* Request
Reproduce each line from the records that holds "reaguje".

* Provided records
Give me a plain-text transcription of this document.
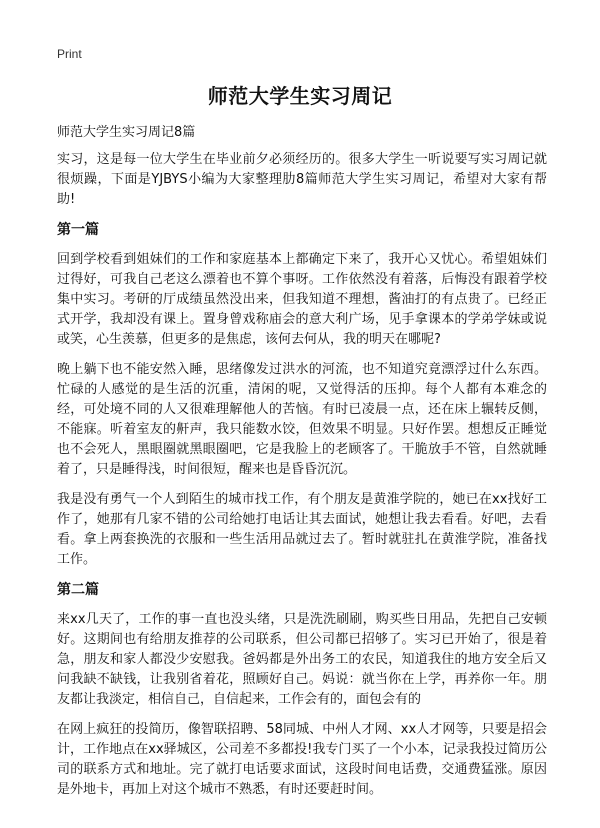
Print
师范大学生实习周记

师范大学生实习周记8篇

实习，这是每一位大学生在毕业前夕必须经历的。很多大学生一听说要写实习周记就很烦躁，下面是YJBYS小编为大家整理肋8篇师范大学生实习周记，希望对大家有帮助!

第一篇

回到学校看到姐妹们的工作和家庭基本上都确定下来了，我开心又忧心。希望姐妹们过得好，可我自己老这么漂着也不算个事呀。工作依然没有着落，后悔没有跟着学校集中实习。考研的厅成绩虽然没出来，但我知道不理想，酱油打的有点贵了。已经正式开学，我却没有课上。置身曾戏称庙会的意大利广场，见手拿课本的学弟学妹或说或笑，心生羡慕，但更多的是焦虑，该何去何从，我的明天在哪呢?

晚上躺下也不能安然入睡，思绪像发过洪水的河流，也不知道究竟漂浮过什么东西。忙碌的人感觉的是生活的沉重，清闲的呢，又觉得活的压抑。每个人都有本难念的经，可处境不同的人又很难理解他人的苦恼。有时已凌晨一点，还在床上辗转反侧，不能寐。听着室友的鼾声，我只能数水饺，但效果不明显。只好作罢。想想反正睡觉也不会死人，黑眼圈就黑眼圈吧，它是我脸上的老顾客了。干脆放手不管，自然就睡着了，只是睡得浅，时间很短，醒来也是昏昏沉沉。

我是没有勇气一个人到陌生的城市找工作，有个朋友是黄淮学院的，她已在xx找好工作了，她那有几家不错的公司给她打电话让其去面试，她想让我去看看。好吧，去看看。拿上两套换洗的衣服和一些生活用品就过去了。暂时就驻扎在黄淮学院，准备找工作。

第二篇

来xx几天了，工作的事一直也没头绪，只是洗洗刷刷，购买些日用品，先把自己安顿好。这期间也有给朋友推荐的公司联系，但公司都已招够了。实习已开始了，很是着急，朋友和家人都没少安慰我。爸妈都是外出务工的农民，知道我住的地方安全后又问我缺不缺钱，让我别省着花，照顾好自己。妈说：就当你在上学，再养你一年。朋友都让我淡定，相信自己，自信起来，工作会有的，面包会有的

在网上疯狂的投简历，像智联招聘、58同城、中州人才网、xx人才网等，只要是招会计，工作地点在xx驿城区，公司差不多都投!我专门买了一个小本，记录我投过简历公司的联系方式和地址。完了就打电话要求面试，这段时间电话费，交通费猛涨。原因是外地卡，再加上对这个城市不熟悉，有时还要赶时间。
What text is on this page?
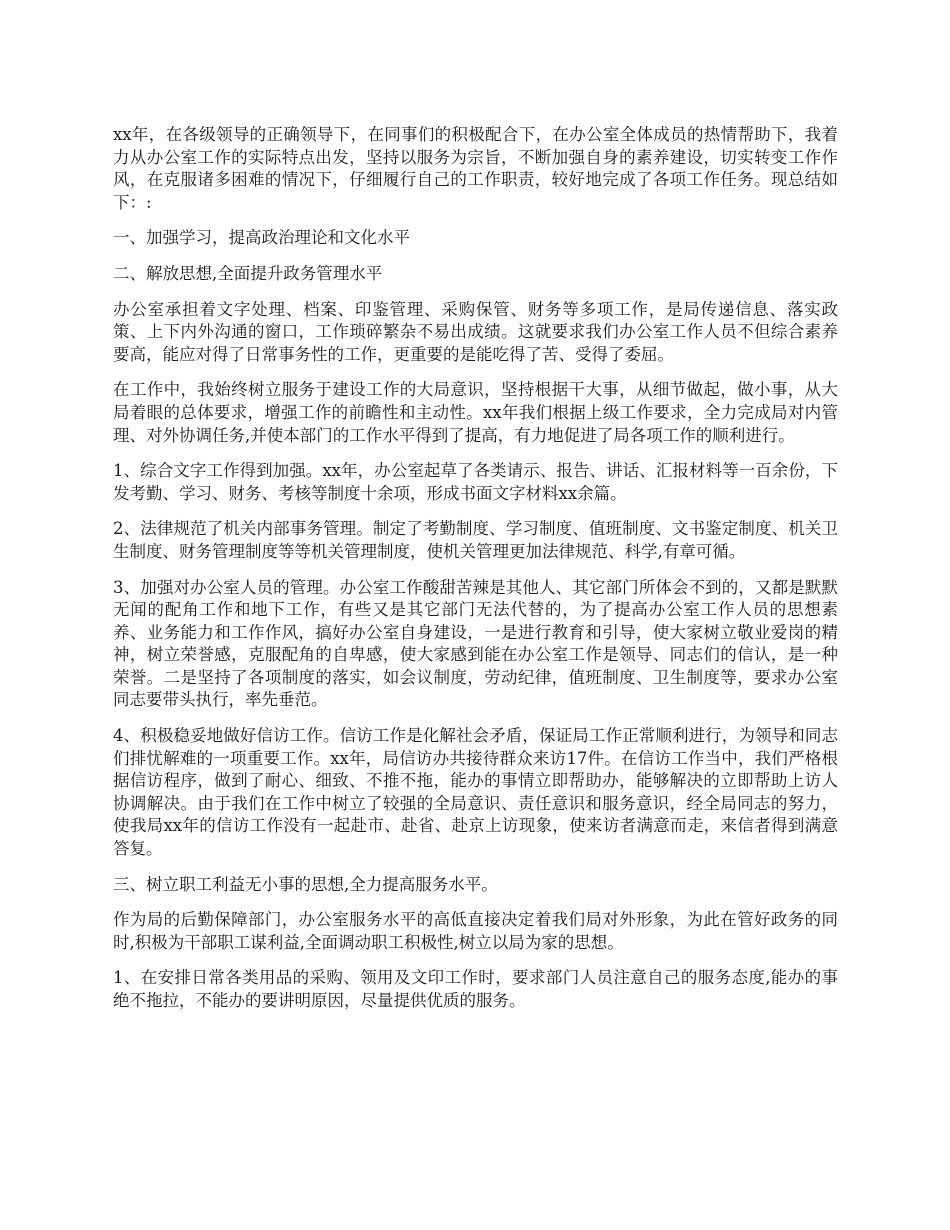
xx年，在各级领导的正确领导下，在同事们的积极配合下，在办公室全体成员的热情帮助下，我着力从办公室工作的实际特点出发，坚持以服务为宗旨，不断加强自身的素养建设，切实转变工作作风，在克服诸多困难的情况下，仔细履行自己的工作职责，较好地完成了各项工作任务。现总结如下：:

一、加强学习，提高政治理论和文化水平

二、解放思想,全面提升政务管理水平

办公室承担着文字处理、档案、印鉴管理、采购保管、财务等多项工作，是局传递信息、落实政策、上下内外沟通的窗口，工作琐碎繁杂不易出成绩。这就要求我们办公室工作人员不但综合素养要高，能应对得了日常事务性的工作，更重要的是能吃得了苦、受得了委屈。

在工作中，我始终树立服务于建设工作的大局意识，坚持根据干大事，从细节做起，做小事，从大局着眼的总体要求，增强工作的前瞻性和主动性。xx年我们根据上级工作要求，全力完成局对内管理、对外协调任务,并使本部门的工作水平得到了提高，有力地促进了局各项工作的顺利进行。

1、综合文字工作得到加强。xx年，办公室起草了各类请示、报告、讲话、汇报材料等一百余份，下发考勤、学习、财务、考核等制度十余项，形成书面文字材料xx余篇。

2、法律规范了机关内部事务管理。制定了考勤制度、学习制度、值班制度、文书鉴定制度、机关卫生制度、财务管理制度等等机关管理制度，使机关管理更加法律规范、科学,有章可循。

3、加强对办公室人员的管理。办公室工作酸甜苦辣是其他人、其它部门所体会不到的，又都是默默无闻的配角工作和地下工作，有些又是其它部门无法代替的，为了提高办公室工作人员的思想素养、业务能力和工作作风，搞好办公室自身建设，一是进行教育和引导，使大家树立敬业爱岗的精神，树立荣誉感，克服配角的自卑感，使大家感到能在办公室工作是领导、同志们的信认，是一种荣誉。二是坚持了各项制度的落实，如会议制度，劳动纪律，值班制度、卫生制度等，要求办公室同志要带头执行，率先垂范。

4、积极稳妥地做好信访工作。信访工作是化解社会矛盾，保证局工作正常顺利进行，为领导和同志们排忧解难的一项重要工作。xx年，局信访办共接待群众来访17件。在信访工作当中，我们严格根据信访程序，做到了耐心、细致、不推不拖，能办的事情立即帮助办，能够解决的立即帮助上访人协调解决。由于我们在工作中树立了较强的全局意识、责任意识和服务意识，经全局同志的努力，使我局xx年的信访工作没有一起赴市、赴省、赴京上访现象，使来访者满意而走，来信者得到满意答复。

三、树立职工利益无小事的思想,全力提高服务水平。

作为局的后勤保障部门，办公室服务水平的高低直接决定着我们局对外形象，为此在管好政务的同时,积极为干部职工谋利益,全面调动职工积极性,树立以局为家的思想。

1、在安排日常各类用品的采购、领用及文印工作时，要求部门人员注意自己的服务态度,能办的事绝不拖拉，不能办的要讲明原因，尽量提供优质的服务。
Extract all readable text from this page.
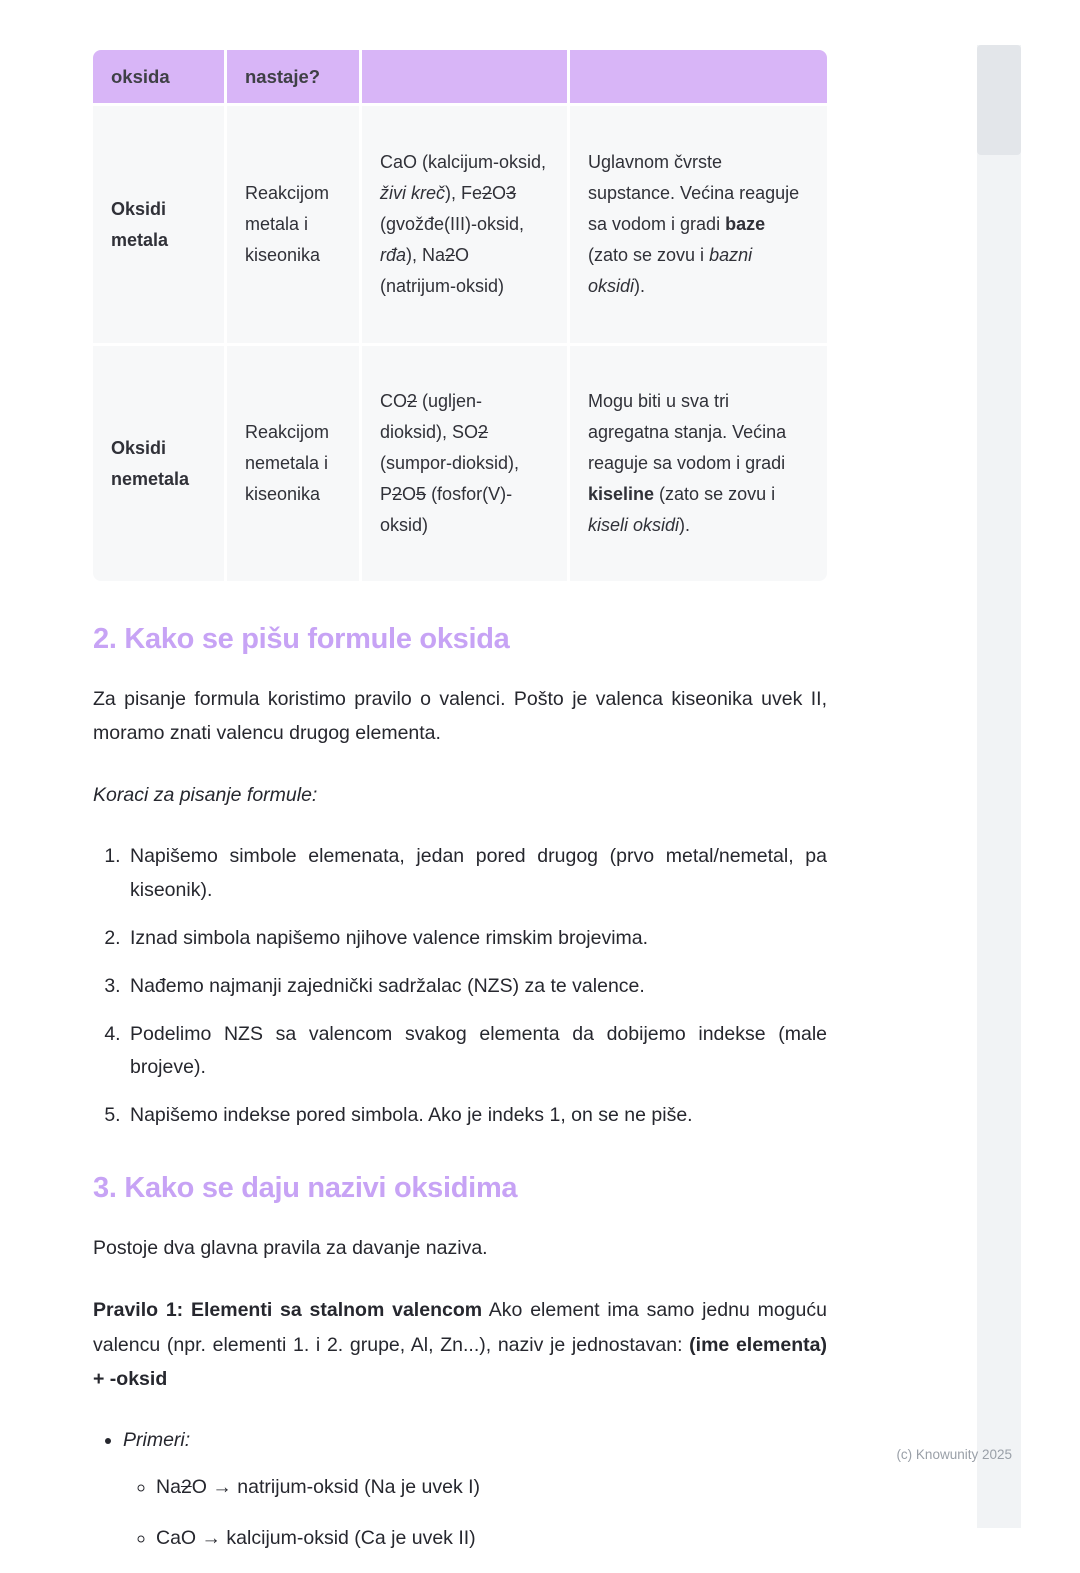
oksida	nastaje?
Oksidi metala
Reakcijom metala i kiseonika
CaO (kalcijum-oksid, živi kreč), Fe2O3 (gvožđe(III)-oksid, rđa), Na2O (natrijum-oksid)
Uglavnom čvrste supstance. Većina reaguje sa vodom i gradi baze (zato se zovu i bazni oksidi).
Oksidi nemetala
Reakcijom nemetala i kiseonika
CO2 (ugljen-dioksid), SO2 (sumpor-dioksid), P2O5 (fosfor(V)-oksid)
Mogu biti u sva tri agregatna stanja. Većina reaguje sa vodom i gradi kiseline (zato se zovu i kiseli oksidi).
2. Kako se pišu formule oksida

Za pisanje formula koristimo pravilo o valenci. Pošto je valenca kiseonika uvek II, moramo znati valencu drugog elementa.

Koraci za pisanje formule:

1. Napišemo simbole elemenata, jedan pored drugog (prvo metal/nemetal, pa kiseonik).
2. Iznad simbola napišemo njihove valence rimskim brojevima.
3. Nađemo najmanji zajednički sadržalac (NZS) za te valence.
4. Podelimo NZS sa valencom svakog elementa da dobijemo indekse (male brojeve).
5. Napišemo indekse pored simbola. Ako je indeks 1, on se ne piše.
3. Kako se daju nazivi oksidima

Postoje dva glavna pravila za davanje naziva.

Pravilo 1: Elementi sa stalnom valencom Ako element ima samo jednu moguću valencu (npr. elementi 1. i 2. grupe, Al, Zn...), naziv je jednostavan: (ime elementa) + -oksid

• Primeri:
◦ Na2O → natrijum-oksid (Na je uvek I)
◦ CaO → kalcijum-oksid (Ca je uvek II)
(c) Knowunity 2025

* Reply to the exercise
Uglavnom čvrste supstance. Većina reaguje sa vodom i gradi baze (zato se zovu i bazni oksidi).
Mogu biti u sva tri agregatna stanja. Većina reaguje sa vodom i gradi kiseline (zato se zovu i kiseli oksidi).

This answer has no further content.